[Stored records]

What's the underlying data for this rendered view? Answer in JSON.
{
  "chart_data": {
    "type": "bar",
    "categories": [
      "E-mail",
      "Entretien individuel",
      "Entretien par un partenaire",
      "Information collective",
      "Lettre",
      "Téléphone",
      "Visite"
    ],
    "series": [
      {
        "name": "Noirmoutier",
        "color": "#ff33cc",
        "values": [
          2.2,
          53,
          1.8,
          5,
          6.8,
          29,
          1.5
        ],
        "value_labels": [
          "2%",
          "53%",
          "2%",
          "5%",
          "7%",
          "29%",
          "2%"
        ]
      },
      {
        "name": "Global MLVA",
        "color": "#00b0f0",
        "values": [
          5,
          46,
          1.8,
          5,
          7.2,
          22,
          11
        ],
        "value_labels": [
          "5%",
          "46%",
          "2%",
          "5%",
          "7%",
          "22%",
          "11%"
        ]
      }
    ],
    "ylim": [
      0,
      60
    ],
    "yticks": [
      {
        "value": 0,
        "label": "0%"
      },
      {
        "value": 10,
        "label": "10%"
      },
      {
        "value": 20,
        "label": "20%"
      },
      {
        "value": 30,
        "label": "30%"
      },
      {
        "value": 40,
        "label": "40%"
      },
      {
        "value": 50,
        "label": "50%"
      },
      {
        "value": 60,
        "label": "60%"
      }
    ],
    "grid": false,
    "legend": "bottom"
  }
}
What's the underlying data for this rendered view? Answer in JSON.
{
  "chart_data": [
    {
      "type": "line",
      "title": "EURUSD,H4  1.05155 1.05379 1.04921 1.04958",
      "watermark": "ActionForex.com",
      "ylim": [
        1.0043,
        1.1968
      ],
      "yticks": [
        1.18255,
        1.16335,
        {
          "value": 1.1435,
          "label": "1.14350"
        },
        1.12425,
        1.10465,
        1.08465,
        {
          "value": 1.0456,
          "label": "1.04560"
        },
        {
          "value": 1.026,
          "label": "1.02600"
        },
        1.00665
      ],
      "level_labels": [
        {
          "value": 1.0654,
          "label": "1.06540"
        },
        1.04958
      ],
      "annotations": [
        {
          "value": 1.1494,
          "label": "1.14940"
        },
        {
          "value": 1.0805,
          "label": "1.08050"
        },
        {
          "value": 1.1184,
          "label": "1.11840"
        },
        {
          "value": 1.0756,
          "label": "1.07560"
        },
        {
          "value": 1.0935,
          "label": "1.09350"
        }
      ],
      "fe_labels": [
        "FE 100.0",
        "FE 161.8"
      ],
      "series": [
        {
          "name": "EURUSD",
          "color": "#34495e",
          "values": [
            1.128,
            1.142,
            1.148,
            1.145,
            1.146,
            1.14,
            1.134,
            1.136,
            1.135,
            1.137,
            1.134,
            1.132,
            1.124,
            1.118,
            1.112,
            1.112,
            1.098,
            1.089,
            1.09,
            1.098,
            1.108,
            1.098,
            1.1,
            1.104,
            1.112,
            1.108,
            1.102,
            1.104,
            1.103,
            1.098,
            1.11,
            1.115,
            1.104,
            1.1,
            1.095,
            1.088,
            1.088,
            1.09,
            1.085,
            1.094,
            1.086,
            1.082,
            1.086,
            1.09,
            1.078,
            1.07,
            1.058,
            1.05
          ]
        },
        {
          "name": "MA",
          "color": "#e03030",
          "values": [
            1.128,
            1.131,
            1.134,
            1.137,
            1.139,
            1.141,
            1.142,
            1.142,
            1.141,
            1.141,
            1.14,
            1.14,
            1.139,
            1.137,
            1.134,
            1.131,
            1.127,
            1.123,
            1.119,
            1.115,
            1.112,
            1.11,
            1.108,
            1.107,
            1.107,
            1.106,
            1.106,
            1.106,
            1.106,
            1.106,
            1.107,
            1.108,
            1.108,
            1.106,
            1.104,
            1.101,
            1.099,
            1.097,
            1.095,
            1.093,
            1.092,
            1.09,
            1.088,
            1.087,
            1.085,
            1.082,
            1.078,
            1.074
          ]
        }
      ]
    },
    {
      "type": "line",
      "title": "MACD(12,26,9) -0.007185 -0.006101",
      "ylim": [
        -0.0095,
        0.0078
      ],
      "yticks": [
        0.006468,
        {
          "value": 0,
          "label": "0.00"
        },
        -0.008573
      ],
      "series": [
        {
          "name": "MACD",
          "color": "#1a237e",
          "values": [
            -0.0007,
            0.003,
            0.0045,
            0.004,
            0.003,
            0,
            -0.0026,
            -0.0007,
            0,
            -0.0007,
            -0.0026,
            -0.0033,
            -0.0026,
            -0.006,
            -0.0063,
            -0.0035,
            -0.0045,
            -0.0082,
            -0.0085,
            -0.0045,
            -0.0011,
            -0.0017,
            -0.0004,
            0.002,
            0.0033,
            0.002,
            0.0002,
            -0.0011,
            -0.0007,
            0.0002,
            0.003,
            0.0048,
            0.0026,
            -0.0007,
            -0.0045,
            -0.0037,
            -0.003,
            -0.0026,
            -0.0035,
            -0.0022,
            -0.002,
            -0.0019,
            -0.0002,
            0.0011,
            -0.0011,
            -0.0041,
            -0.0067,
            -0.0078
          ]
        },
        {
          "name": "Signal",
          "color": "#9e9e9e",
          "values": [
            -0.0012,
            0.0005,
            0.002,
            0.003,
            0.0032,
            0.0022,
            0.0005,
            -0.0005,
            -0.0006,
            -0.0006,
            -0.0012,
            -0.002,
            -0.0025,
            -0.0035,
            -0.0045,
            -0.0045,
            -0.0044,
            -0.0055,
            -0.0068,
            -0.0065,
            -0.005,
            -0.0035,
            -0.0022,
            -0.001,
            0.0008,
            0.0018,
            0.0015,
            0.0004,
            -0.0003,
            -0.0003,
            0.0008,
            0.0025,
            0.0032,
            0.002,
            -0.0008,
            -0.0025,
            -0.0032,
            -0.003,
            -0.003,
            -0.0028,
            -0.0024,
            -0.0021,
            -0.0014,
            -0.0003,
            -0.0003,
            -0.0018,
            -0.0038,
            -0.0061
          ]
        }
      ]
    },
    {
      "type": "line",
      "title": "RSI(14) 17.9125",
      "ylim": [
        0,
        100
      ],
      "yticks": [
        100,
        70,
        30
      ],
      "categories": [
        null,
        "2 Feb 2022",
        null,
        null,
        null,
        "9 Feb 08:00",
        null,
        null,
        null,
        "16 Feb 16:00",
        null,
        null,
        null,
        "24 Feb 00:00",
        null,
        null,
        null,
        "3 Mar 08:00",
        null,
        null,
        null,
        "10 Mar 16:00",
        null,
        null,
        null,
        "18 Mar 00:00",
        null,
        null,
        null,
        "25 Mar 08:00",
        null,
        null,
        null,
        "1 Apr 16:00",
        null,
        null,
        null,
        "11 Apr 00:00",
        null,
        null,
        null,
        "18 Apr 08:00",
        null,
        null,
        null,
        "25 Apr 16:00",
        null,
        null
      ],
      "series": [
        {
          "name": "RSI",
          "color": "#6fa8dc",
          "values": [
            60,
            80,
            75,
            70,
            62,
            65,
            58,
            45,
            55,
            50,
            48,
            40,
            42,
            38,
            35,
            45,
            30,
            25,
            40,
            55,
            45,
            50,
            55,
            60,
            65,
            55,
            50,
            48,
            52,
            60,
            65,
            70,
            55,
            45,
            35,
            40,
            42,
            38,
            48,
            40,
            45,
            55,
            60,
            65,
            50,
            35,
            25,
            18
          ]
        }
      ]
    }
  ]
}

● **Directions**:
Transcribe every entry word for word.

● **Solution for this task**:
What's the underlying data for this rendered view? Answer in JSON.
{
  "chart_data": {
    "type": "bar",
    "categories": [
      "E-mail",
      "Entretien individuel",
      "Entretien par un partenaire",
      "Information collective",
      "Lettre",
      "Téléphone",
      "Visite"
    ],
    "series": [
      {
        "name": "Noirmoutier",
        "color": "#ff33cc",
        "values": [
          2.2,
          53,
          1.8,
          5,
          6.8,
          29,
          1.5
        ],
        "value_labels": [
          "2%",
          "53%",
          "2%",
          "5%",
          "7%",
          "29%",
          "2%"
        ]
      },
      {
        "name": "Global MLVA",
        "color": "#00b0f0",
        "values": [
          5,
          46,
          1.8,
          5,
          7.2,
          22,
          11
        ],
        "value_labels": [
          "5%",
          "46%",
          "2%",
          "5%",
          "7%",
          "22%",
          "11%"
        ]
      }
    ],
    "ylim": [
      0,
      60
    ],
    "yticks": [
      {
        "value": 0,
        "label": "0%"
      },
      {
        "value": 10,
        "label": "10%"
      },
      {
        "value": 20,
        "label": "20%"
      },
      {
        "value": 30,
        "label": "30%"
      },
      {
        "value": 40,
        "label": "40%"
      },
      {
        "value": 50,
        "label": "50%"
      },
      {
        "value": 60,
        "label": "60%"
      }
    ],
    "grid": false,
    "legend": "bottom"
  }
}
What's the underlying data for this rendered view? Answer in JSON.
{
  "chart_data": [
    {
      "type": "line",
      "title": "EURUSD,H4  1.05155 1.05379 1.04921 1.04958",
      "watermark": "ActionForex.com",
      "ylim": [
        1.0043,
        1.1968
      ],
      "yticks": [
        1.18255,
        1.16335,
        {
          "value": 1.1435,
          "label": "1.14350"
        },
        1.12425,
        1.10465,
        1.08465,
        {
          "value": 1.0456,
          "label": "1.04560"
        },
        {
          "value": 1.026,
          "label": "1.02600"
        },
        1.00665
      ],
      "level_labels": [
        {
          "value": 1.0654,
          "label": "1.06540"
        },
        1.04958
      ],
      "annotations": [
        {
          "value": 1.1494,
          "label": "1.14940"
        },
        {
          "value": 1.0805,
          "label": "1.08050"
        },
        {
          "value": 1.1184,
          "label": "1.11840"
        },
        {
          "value": 1.0756,
          "label": "1.07560"
        },
        {
          "value": 1.0935,
          "label": "1.09350"
        }
      ],
      "fe_labels": [
        "FE 100.0",
        "FE 161.8"
      ],
      "series": [
        {
          "name": "EURUSD",
          "color": "#34495e",
          "values": [
            1.128,
            1.142,
            1.148,
            1.145,
            1.146,
            1.14,
            1.134,
            1.136,
            1.135,
            1.137,
            1.134,
            1.132,
            1.124,
            1.118,
            1.112,
            1.112,
            1.098,
            1.089,
            1.09,
            1.098,
            1.108,
            1.098,
            1.1,
            1.104,
            1.112,
            1.108,
            1.102,
            1.104,
            1.103,
            1.098,
            1.11,
            1.115,
            1.104,
            1.1,
            1.095,
            1.088,
            1.088,
            1.09,
            1.085,
            1.094,
            1.086,
            1.082,
            1.086,
            1.09,
            1.078,
            1.07,
            1.058,
            1.05
          ]
        },
        {
          "name": "MA",
          "color": "#e03030",
          "values": [
            1.128,
            1.131,
            1.134,
            1.137,
            1.139,
            1.141,
            1.142,
            1.142,
            1.141,
            1.141,
            1.14,
            1.14,
            1.139,
            1.137,
            1.134,
            1.131,
            1.127,
            1.123,
            1.119,
            1.115,
            1.112,
            1.11,
            1.108,
            1.107,
            1.107,
            1.106,
            1.106,
            1.106,
            1.106,
            1.106,
            1.107,
            1.108,
            1.108,
            1.106,
            1.104,
            1.101,
            1.099,
            1.097,
            1.095,
            1.093,
            1.092,
            1.09,
            1.088,
            1.087,
            1.085,
            1.082,
            1.078,
            1.074
          ]
        }
      ]
    },
    {
      "type": "line",
      "title": "MACD(12,26,9) -0.007185 -0.006101",
      "ylim": [
        -0.0095,
        0.0078
      ],
      "yticks": [
        0.006468,
        {
          "value": 0,
          "label": "0.00"
        },
        -0.008573
      ],
      "series": [
        {
          "name": "MACD",
          "color": "#1a237e",
          "values": [
            -0.0007,
            0.003,
            0.0045,
            0.004,
            0.003,
            0,
            -0.0026,
            -0.0007,
            0,
            -0.0007,
            -0.0026,
            -0.0033,
            -0.0026,
            -0.006,
            -0.0063,
            -0.0035,
            -0.0045,
            -0.0082,
            -0.0085,
            -0.0045,
            -0.0011,
            -0.0017,
            -0.0004,
            0.002,
            0.0033,
            0.002,
            0.0002,
            -0.0011,
            -0.0007,
            0.0002,
            0.003,
            0.0048,
            0.0026,
            -0.0007,
            -0.0045,
            -0.0037,
            -0.003,
            -0.0026,
            -0.0035,
            -0.0022,
            -0.002,
            -0.0019,
            -0.0002,
            0.0011,
            -0.0011,
            -0.0041,
            -0.0067,
            -0.0078
          ]
        },
        {
          "name": "Signal",
          "color": "#9e9e9e",
          "values": [
            -0.0012,
            0.0005,
            0.002,
            0.003,
            0.0032,
            0.0022,
            0.0005,
            -0.0005,
            -0.0006,
            -0.0006,
            -0.0012,
            -0.002,
            -0.0025,
            -0.0035,
            -0.0045,
            -0.0045,
            -0.0044,
            -0.0055,
            -0.0068,
            -0.0065,
            -0.005,
            -0.0035,
            -0.0022,
            -0.001,
            0.0008,
            0.0018,
            0.0015,
            0.0004,
            -0.0003,
            -0.0003,
            0.0008,
            0.0025,
            0.0032,
            0.002,
            -0.0008,
            -0.0025,
            -0.0032,
            -0.003,
            -0.003,
            -0.0028,
            -0.0024,
            -0.0021,
            -0.0014,
            -0.0003,
            -0.0003,
            -0.0018,
            -0.0038,
            -0.0061
          ]
        }
      ]
    },
    {
      "type": "line",
      "title": "RSI(14) 17.9125",
      "ylim": [
        0,
        100
      ],
      "yticks": [
        100,
        70,
        30
      ],
      "categories": [
        null,
        "2 Feb 2022",
        null,
        null,
        null,
        "9 Feb 08:00",
        null,
        null,
        null,
        "16 Feb 16:00",
        null,
        null,
        null,
        "24 Feb 00:00",
        null,
        null,
        null,
        "3 Mar 08:00",
        null,
        null,
        null,
        "10 Mar 16:00",
        null,
        null,
        null,
        "18 Mar 00:00",
        null,
        null,
        null,
        "25 Mar 08:00",
        null,
        null,
        null,
        "1 Apr 16:00",
        null,
        null,
        null,
        "11 Apr 00:00",
        null,
        null,
        null,
        "18 Apr 08:00",
        null,
        null,
        null,
        "25 Apr 16:00",
        null,
        null
      ],
      "series": [
        {
          "name": "RSI",
          "color": "#6fa8dc",
          "values": [
            60,
            80,
            75,
            70,
            62,
            65,
            58,
            45,
            55,
            50,
            48,
            40,
            42,
            38,
            35,
            45,
            30,
            25,
            40,
            55,
            45,
            50,
            55,
            60,
            65,
            55,
            50,
            48,
            52,
            60,
            65,
            70,
            55,
            45,
            35,
            40,
            42,
            38,
            48,
            40,
            45,
            55,
            60,
            65,
            50,
            35,
            25,
            18
          ]
        }
      ]
    }
  ]
}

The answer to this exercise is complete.